Aim of the task ::
Retype every entry exactly, character for character.

══════════

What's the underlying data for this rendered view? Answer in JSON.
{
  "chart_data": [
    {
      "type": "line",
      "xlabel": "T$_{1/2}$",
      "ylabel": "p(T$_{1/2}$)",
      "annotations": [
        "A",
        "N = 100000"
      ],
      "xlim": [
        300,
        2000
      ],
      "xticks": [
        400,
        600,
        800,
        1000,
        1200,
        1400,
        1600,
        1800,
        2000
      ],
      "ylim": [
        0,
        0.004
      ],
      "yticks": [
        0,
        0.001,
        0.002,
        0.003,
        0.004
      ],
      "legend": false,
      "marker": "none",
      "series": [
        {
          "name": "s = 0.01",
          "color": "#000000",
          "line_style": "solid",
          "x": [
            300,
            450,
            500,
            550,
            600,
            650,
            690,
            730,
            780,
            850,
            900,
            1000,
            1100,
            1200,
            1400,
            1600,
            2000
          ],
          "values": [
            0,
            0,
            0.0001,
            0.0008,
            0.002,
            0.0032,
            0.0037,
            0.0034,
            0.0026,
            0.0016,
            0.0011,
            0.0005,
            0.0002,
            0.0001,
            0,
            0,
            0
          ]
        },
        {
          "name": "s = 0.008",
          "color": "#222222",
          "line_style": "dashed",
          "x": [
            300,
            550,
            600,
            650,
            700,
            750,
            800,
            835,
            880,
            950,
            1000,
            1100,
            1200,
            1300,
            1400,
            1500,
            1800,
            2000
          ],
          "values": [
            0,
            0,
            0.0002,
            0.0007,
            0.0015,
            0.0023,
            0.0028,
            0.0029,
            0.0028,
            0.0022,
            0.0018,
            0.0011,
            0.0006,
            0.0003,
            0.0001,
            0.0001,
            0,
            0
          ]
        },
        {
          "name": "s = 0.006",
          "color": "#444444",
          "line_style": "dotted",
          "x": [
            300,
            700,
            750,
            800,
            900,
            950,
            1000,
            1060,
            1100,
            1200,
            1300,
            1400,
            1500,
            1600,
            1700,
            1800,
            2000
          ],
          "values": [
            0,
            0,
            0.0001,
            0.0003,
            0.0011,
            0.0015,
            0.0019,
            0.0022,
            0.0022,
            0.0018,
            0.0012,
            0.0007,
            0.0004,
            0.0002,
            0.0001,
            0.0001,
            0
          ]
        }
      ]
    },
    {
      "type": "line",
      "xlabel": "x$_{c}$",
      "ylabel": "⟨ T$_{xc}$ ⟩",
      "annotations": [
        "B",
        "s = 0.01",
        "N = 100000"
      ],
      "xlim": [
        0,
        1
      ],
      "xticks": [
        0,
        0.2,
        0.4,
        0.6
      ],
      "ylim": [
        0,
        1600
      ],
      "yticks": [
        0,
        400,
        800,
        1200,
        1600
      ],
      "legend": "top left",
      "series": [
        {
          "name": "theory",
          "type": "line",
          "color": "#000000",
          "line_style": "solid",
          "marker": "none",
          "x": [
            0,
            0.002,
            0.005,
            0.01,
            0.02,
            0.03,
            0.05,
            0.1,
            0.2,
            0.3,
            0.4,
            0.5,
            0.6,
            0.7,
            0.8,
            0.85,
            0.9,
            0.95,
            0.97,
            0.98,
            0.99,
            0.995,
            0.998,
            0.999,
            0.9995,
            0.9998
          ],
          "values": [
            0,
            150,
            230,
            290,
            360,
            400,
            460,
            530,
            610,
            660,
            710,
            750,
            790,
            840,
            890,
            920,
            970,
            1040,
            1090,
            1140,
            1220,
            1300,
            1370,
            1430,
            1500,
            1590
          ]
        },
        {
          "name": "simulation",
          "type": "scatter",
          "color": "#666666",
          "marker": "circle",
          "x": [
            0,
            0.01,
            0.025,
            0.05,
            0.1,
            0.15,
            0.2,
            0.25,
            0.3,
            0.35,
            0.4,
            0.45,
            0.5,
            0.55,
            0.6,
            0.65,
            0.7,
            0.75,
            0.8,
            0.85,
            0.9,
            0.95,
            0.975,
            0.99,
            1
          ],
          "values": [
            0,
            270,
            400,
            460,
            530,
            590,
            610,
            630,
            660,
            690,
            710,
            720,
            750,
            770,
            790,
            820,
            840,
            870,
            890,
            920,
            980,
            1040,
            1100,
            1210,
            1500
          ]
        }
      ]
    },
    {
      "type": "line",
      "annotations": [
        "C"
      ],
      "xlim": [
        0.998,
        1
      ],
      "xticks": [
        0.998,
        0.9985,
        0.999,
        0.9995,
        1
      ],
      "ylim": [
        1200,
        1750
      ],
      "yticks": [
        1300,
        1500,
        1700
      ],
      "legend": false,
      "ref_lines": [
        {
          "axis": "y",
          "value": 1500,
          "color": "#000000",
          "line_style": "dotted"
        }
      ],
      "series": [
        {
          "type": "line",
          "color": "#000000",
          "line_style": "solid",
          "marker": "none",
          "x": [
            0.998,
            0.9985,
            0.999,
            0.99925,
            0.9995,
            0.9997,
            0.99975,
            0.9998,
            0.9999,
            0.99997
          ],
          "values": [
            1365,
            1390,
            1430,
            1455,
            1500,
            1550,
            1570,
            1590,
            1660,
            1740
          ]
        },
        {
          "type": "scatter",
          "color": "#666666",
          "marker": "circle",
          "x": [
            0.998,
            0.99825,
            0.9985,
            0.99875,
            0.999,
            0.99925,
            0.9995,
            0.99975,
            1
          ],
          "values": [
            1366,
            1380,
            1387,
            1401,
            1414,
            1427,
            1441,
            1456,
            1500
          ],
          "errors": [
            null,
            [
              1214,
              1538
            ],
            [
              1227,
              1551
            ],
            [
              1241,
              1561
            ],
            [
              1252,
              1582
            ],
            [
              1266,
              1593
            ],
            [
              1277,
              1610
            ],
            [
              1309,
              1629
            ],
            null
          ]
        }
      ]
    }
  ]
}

══════════

Exercise solution ::
What's the underlying data for this rendered view? Answer in JSON.
{
  "chart_data": [
    {
      "type": "line",
      "xlabel": "T$_{1/2}$",
      "ylabel": "p(T$_{1/2}$)",
      "annotations": [
        "A",
        "N = 100000"
      ],
      "xlim": [
        300,
        2000
      ],
      "xticks": [
        400,
        600,
        800,
        1000,
        1200,
        1400,
        1600,
        1800,
        2000
      ],
      "ylim": [
        0,
        0.004
      ],
      "yticks": [
        0,
        0.001,
        0.002,
        0.003,
        0.004
      ],
      "legend": false,
      "marker": "none",
      "series": [
        {
          "name": "s = 0.01",
          "color": "#000000",
          "line_style": "solid",
          "x": [
            300,
            450,
            500,
            550,
            600,
            650,
            690,
            730,
            780,
            850,
            900,
            1000,
            1100,
            1200,
            1400,
            1600,
            2000
          ],
          "values": [
            0,
            0,
            0.0001,
            0.0008,
            0.002,
            0.0032,
            0.0037,
            0.0034,
            0.0026,
            0.0016,
            0.0011,
            0.0005,
            0.0002,
            0.0001,
            0,
            0,
            0
          ]
        },
        {
          "name": "s = 0.008",
          "color": "#222222",
          "line_style": "dashed",
          "x": [
            300,
            550,
            600,
            650,
            700,
            750,
            800,
            835,
            880,
            950,
            1000,
            1100,
            1200,
            1300,
            1400,
            1500,
            1800,
            2000
          ],
          "values": [
            0,
            0,
            0.0002,
            0.0007,
            0.0015,
            0.0023,
            0.0028,
            0.0029,
            0.0028,
            0.0022,
            0.0018,
            0.0011,
            0.0006,
            0.0003,
            0.0001,
            0.0001,
            0,
            0
          ]
        },
        {
          "name": "s = 0.006",
          "color": "#444444",
          "line_style": "dotted",
          "x": [
            300,
            700,
            750,
            800,
            900,
            950,
            1000,
            1060,
            1100,
            1200,
            1300,
            1400,
            1500,
            1600,
            1700,
            1800,
            2000
          ],
          "values": [
            0,
            0,
            0.0001,
            0.0003,
            0.0011,
            0.0015,
            0.0019,
            0.0022,
            0.0022,
            0.0018,
            0.0012,
            0.0007,
            0.0004,
            0.0002,
            0.0001,
            0.0001,
            0
          ]
        }
      ]
    },
    {
      "type": "line",
      "xlabel": "x$_{c}$",
      "ylabel": "⟨ T$_{xc}$ ⟩",
      "annotations": [
        "B",
        "s = 0.01",
        "N = 100000"
      ],
      "xlim": [
        0,
        1
      ],
      "xticks": [
        0,
        0.2,
        0.4,
        0.6
      ],
      "ylim": [
        0,
        1600
      ],
      "yticks": [
        0,
        400,
        800,
        1200,
        1600
      ],
      "legend": "top left",
      "series": [
        {
          "name": "theory",
          "type": "line",
          "color": "#000000",
          "line_style": "solid",
          "marker": "none",
          "x": [
            0,
            0.002,
            0.005,
            0.01,
            0.02,
            0.03,
            0.05,
            0.1,
            0.2,
            0.3,
            0.4,
            0.5,
            0.6,
            0.7,
            0.8,
            0.85,
            0.9,
            0.95,
            0.97,
            0.98,
            0.99,
            0.995,
            0.998,
            0.999,
            0.9995,
            0.9998
          ],
          "values": [
            0,
            150,
            230,
            290,
            360,
            400,
            460,
            530,
            610,
            660,
            710,
            750,
            790,
            840,
            890,
            920,
            970,
            1040,
            1090,
            1140,
            1220,
            1300,
            1370,
            1430,
            1500,
            1590
          ]
        },
        {
          "name": "simulation",
          "type": "scatter",
          "color": "#666666",
          "marker": "circle",
          "x": [
            0,
            0.01,
            0.025,
            0.05,
            0.1,
            0.15,
            0.2,
            0.25,
            0.3,
            0.35,
            0.4,
            0.45,
            0.5,
            0.55,
            0.6,
            0.65,
            0.7,
            0.75,
            0.8,
            0.85,
            0.9,
            0.95,
            0.975,
            0.99,
            1
          ],
          "values": [
            0,
            270,
            400,
            460,
            530,
            590,
            610,
            630,
            660,
            690,
            710,
            720,
            750,
            770,
            790,
            820,
            840,
            870,
            890,
            920,
            980,
            1040,
            1100,
            1210,
            1500
          ]
        }
      ]
    },
    {
      "type": "line",
      "annotations": [
        "C"
      ],
      "xlim": [
        0.998,
        1
      ],
      "xticks": [
        0.998,
        0.9985,
        0.999,
        0.9995,
        1
      ],
      "ylim": [
        1200,
        1750
      ],
      "yticks": [
        1300,
        1500,
        1700
      ],
      "legend": false,
      "ref_lines": [
        {
          "axis": "y",
          "value": 1500,
          "color": "#000000",
          "line_style": "dotted"
        }
      ],
      "series": [
        {
          "type": "line",
          "color": "#000000",
          "line_style": "solid",
          "marker": "none",
          "x": [
            0.998,
            0.9985,
            0.999,
            0.99925,
            0.9995,
            0.9997,
            0.99975,
            0.9998,
            0.9999,
            0.99997
          ],
          "values": [
            1365,
            1390,
            1430,
            1455,
            1500,
            1550,
            1570,
            1590,
            1660,
            1740
          ]
        },
        {
          "type": "scatter",
          "color": "#666666",
          "marker": "circle",
          "x": [
            0.998,
            0.99825,
            0.9985,
            0.99875,
            0.999,
            0.99925,
            0.9995,
            0.99975,
            1
          ],
          "values": [
            1366,
            1380,
            1387,
            1401,
            1414,
            1427,
            1441,
            1456,
            1500
          ],
          "errors": [
            null,
            [
              1214,
              1538
            ],
            [
              1227,
              1551
            ],
            [
              1241,
              1561
            ],
            [
              1252,
              1582
            ],
            [
              1266,
              1593
            ],
            [
              1277,
              1610
            ],
            [
              1309,
              1629
            ],
            null
          ]
        }
      ]
    }
  ]
}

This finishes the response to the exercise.